--- Begin Data records ---
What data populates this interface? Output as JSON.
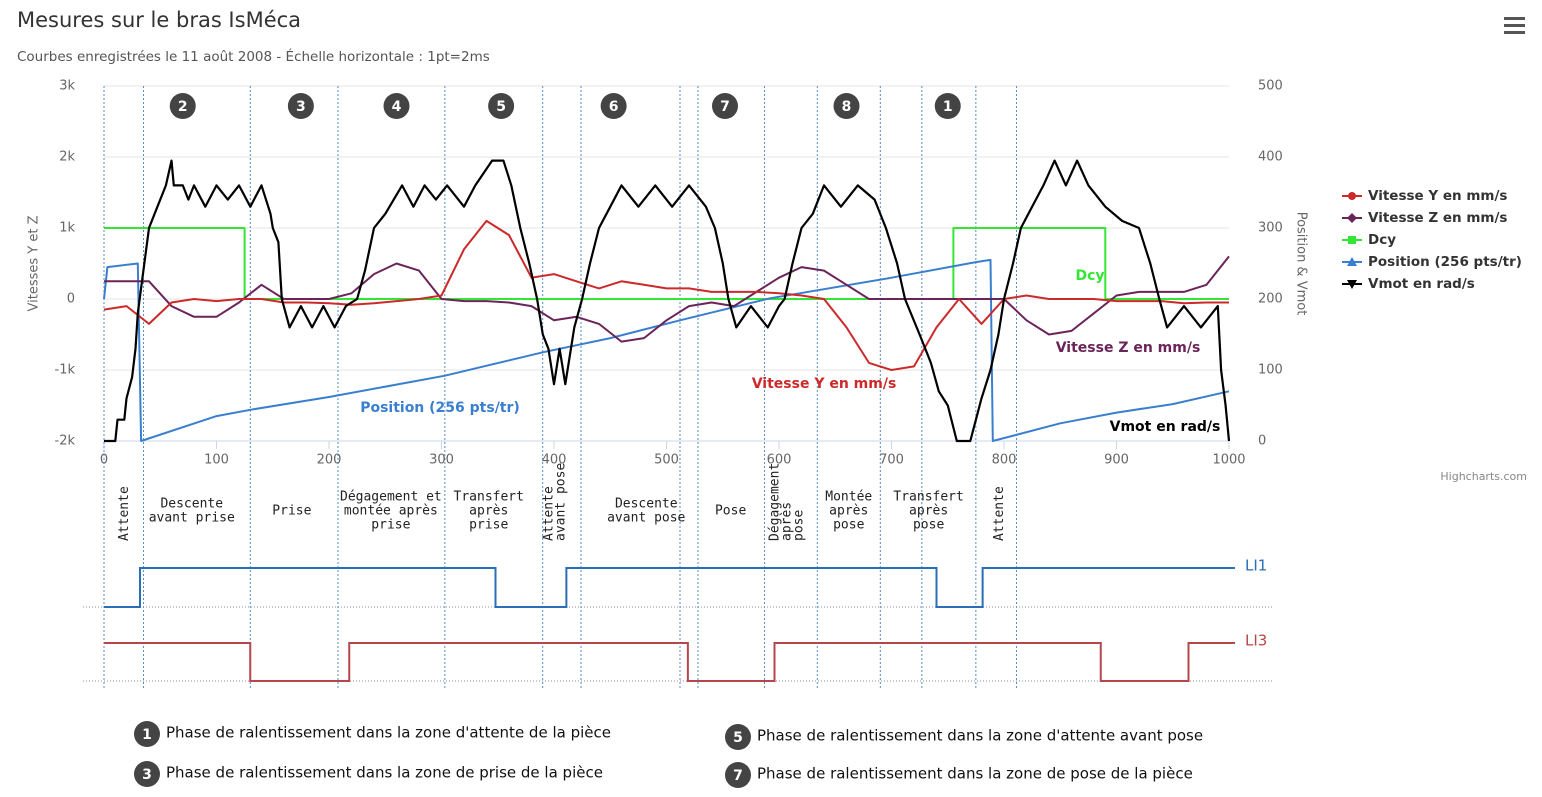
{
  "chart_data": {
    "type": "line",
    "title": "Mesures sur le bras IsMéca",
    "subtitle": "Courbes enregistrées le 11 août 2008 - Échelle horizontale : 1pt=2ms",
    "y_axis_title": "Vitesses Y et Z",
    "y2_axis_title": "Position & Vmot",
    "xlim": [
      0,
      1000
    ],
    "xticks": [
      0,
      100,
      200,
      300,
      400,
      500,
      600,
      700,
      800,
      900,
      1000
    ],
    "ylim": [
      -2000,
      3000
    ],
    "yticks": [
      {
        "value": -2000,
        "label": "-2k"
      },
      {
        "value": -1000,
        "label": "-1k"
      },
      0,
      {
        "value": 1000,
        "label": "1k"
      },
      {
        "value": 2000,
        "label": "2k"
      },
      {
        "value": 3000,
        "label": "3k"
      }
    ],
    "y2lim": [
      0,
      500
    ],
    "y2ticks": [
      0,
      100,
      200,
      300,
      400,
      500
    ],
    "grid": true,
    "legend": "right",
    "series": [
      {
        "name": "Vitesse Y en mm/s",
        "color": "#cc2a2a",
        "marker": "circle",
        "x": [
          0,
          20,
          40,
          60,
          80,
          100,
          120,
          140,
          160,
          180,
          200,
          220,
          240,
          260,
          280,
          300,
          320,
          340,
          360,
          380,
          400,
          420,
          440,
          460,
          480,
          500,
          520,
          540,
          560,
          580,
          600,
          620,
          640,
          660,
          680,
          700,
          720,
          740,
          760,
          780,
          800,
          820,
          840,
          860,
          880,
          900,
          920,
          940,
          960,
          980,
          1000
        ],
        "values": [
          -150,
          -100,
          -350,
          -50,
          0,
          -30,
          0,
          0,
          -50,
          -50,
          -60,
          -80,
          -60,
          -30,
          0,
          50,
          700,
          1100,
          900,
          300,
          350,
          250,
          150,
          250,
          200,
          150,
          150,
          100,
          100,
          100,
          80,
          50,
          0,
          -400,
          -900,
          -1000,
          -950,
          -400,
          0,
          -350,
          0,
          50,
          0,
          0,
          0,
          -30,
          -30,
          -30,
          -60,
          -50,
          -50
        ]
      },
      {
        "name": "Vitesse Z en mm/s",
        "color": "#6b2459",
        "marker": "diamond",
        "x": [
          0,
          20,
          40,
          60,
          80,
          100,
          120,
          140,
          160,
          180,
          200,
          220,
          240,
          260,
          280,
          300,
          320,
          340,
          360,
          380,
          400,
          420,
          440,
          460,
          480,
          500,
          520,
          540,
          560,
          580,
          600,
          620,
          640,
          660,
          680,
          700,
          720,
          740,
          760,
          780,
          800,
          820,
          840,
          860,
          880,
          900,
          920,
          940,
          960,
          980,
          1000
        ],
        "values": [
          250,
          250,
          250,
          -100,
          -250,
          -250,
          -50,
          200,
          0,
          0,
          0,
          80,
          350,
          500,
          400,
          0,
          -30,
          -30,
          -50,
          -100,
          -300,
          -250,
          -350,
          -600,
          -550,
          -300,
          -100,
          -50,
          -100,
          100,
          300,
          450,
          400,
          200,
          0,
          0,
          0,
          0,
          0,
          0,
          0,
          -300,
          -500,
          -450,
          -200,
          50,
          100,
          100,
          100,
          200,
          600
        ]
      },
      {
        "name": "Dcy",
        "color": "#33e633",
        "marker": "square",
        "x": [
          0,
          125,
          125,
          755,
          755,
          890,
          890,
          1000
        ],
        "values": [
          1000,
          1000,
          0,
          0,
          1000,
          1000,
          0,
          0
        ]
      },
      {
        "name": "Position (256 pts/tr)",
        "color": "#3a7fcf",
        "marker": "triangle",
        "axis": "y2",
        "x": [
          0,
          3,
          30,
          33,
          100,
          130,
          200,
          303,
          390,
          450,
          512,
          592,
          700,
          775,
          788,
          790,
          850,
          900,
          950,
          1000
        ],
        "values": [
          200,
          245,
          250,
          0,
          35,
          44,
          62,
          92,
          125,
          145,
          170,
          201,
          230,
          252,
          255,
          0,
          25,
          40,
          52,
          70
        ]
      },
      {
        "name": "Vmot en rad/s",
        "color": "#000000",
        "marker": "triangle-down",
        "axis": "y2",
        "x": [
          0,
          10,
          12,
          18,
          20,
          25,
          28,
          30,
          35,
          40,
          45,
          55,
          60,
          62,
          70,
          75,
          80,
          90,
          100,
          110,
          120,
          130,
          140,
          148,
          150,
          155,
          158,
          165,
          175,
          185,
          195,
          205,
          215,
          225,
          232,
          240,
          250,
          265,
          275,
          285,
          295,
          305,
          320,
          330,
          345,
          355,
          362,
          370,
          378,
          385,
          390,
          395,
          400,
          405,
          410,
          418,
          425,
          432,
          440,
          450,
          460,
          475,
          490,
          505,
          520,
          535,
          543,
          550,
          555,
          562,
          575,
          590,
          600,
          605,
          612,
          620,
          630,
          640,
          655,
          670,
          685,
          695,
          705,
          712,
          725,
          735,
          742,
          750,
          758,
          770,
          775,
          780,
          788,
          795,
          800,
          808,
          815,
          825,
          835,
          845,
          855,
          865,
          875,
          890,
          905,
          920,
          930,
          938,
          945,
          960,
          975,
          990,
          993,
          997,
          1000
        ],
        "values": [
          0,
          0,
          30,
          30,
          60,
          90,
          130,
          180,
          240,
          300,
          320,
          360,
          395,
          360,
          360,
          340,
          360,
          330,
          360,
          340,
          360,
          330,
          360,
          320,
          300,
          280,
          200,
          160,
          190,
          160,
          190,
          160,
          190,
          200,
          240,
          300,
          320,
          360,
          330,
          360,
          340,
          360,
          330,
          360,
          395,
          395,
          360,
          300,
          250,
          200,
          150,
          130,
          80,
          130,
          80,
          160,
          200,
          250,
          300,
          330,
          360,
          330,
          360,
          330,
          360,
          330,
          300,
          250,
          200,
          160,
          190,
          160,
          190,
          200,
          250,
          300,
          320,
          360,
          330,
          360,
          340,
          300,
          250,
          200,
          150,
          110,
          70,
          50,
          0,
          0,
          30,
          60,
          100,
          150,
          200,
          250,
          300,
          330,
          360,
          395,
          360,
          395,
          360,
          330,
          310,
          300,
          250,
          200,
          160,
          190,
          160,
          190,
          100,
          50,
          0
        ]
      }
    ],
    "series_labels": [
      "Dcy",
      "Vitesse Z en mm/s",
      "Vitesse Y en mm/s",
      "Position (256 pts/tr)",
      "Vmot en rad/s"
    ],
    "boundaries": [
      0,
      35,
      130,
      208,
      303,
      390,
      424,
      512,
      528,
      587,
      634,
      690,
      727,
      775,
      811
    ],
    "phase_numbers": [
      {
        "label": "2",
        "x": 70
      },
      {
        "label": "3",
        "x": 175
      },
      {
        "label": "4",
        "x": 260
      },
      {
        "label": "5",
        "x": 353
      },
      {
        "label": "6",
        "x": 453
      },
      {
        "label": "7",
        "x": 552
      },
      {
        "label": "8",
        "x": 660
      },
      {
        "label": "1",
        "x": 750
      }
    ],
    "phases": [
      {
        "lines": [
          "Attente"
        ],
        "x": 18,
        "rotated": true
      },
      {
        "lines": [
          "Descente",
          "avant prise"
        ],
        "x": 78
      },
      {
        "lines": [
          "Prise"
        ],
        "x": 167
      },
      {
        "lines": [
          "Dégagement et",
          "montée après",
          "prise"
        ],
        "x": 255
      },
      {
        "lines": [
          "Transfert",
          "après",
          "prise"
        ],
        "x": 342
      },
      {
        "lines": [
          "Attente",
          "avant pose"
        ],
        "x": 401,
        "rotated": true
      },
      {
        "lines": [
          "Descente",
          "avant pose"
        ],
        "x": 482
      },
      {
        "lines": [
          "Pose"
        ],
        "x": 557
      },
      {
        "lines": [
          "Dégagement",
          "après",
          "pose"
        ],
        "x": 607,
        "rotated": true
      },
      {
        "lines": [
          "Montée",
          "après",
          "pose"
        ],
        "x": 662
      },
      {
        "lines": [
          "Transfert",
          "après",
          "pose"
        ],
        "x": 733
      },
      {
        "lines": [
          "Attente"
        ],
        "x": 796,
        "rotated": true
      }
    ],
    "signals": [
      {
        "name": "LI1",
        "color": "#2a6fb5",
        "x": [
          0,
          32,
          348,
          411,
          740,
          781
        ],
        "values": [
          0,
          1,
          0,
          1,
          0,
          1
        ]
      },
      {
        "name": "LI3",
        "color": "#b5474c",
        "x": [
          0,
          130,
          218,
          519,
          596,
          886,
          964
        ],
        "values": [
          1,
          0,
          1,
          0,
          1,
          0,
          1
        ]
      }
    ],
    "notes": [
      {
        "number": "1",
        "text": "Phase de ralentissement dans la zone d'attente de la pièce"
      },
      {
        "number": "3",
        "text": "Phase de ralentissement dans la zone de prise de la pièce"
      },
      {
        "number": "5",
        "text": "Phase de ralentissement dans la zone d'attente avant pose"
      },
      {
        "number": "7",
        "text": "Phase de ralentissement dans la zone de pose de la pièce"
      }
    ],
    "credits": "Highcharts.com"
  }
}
--- End Data records ---
--- Begin Data records ---
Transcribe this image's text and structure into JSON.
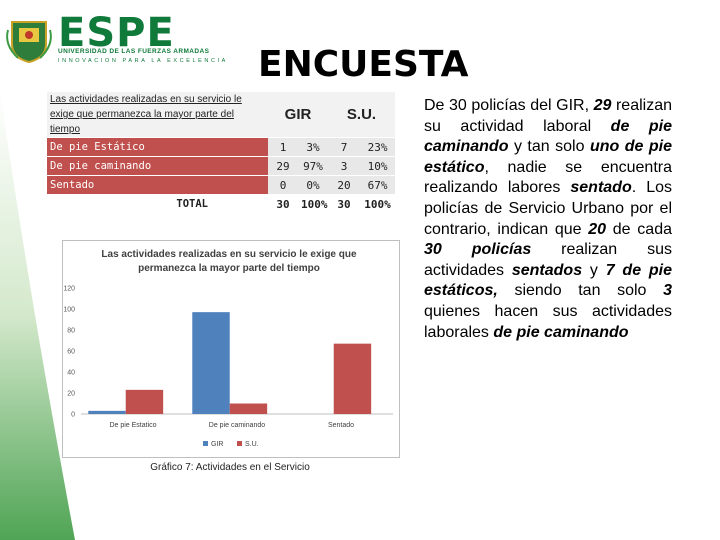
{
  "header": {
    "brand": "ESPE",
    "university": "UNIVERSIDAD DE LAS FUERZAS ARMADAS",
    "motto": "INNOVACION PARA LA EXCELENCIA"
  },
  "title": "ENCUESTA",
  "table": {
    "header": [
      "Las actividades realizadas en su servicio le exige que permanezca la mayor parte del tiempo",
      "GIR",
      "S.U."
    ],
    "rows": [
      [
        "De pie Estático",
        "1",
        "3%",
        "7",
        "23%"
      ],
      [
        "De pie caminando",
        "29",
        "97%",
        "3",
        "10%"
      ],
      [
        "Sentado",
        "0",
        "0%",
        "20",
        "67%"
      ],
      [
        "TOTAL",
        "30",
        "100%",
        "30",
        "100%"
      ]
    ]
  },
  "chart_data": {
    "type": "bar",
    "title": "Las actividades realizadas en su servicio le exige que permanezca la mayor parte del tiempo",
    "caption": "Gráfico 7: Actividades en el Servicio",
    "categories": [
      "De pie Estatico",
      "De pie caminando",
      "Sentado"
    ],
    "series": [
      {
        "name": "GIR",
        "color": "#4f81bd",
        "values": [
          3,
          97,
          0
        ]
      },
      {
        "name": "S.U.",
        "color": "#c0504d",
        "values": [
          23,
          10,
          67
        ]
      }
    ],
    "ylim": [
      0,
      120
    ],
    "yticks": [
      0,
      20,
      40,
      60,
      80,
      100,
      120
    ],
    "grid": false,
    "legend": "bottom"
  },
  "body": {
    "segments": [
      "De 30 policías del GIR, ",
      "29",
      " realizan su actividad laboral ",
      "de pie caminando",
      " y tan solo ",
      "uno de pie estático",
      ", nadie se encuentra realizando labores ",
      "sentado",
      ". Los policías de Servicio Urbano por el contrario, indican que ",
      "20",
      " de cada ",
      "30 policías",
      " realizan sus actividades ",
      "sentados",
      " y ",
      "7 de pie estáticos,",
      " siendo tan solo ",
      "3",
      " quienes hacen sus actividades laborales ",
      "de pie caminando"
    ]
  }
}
--- End Data records ---
**Written request:** Provide only the count of lines in the data above that include the string "zone".

**Task answer:** 4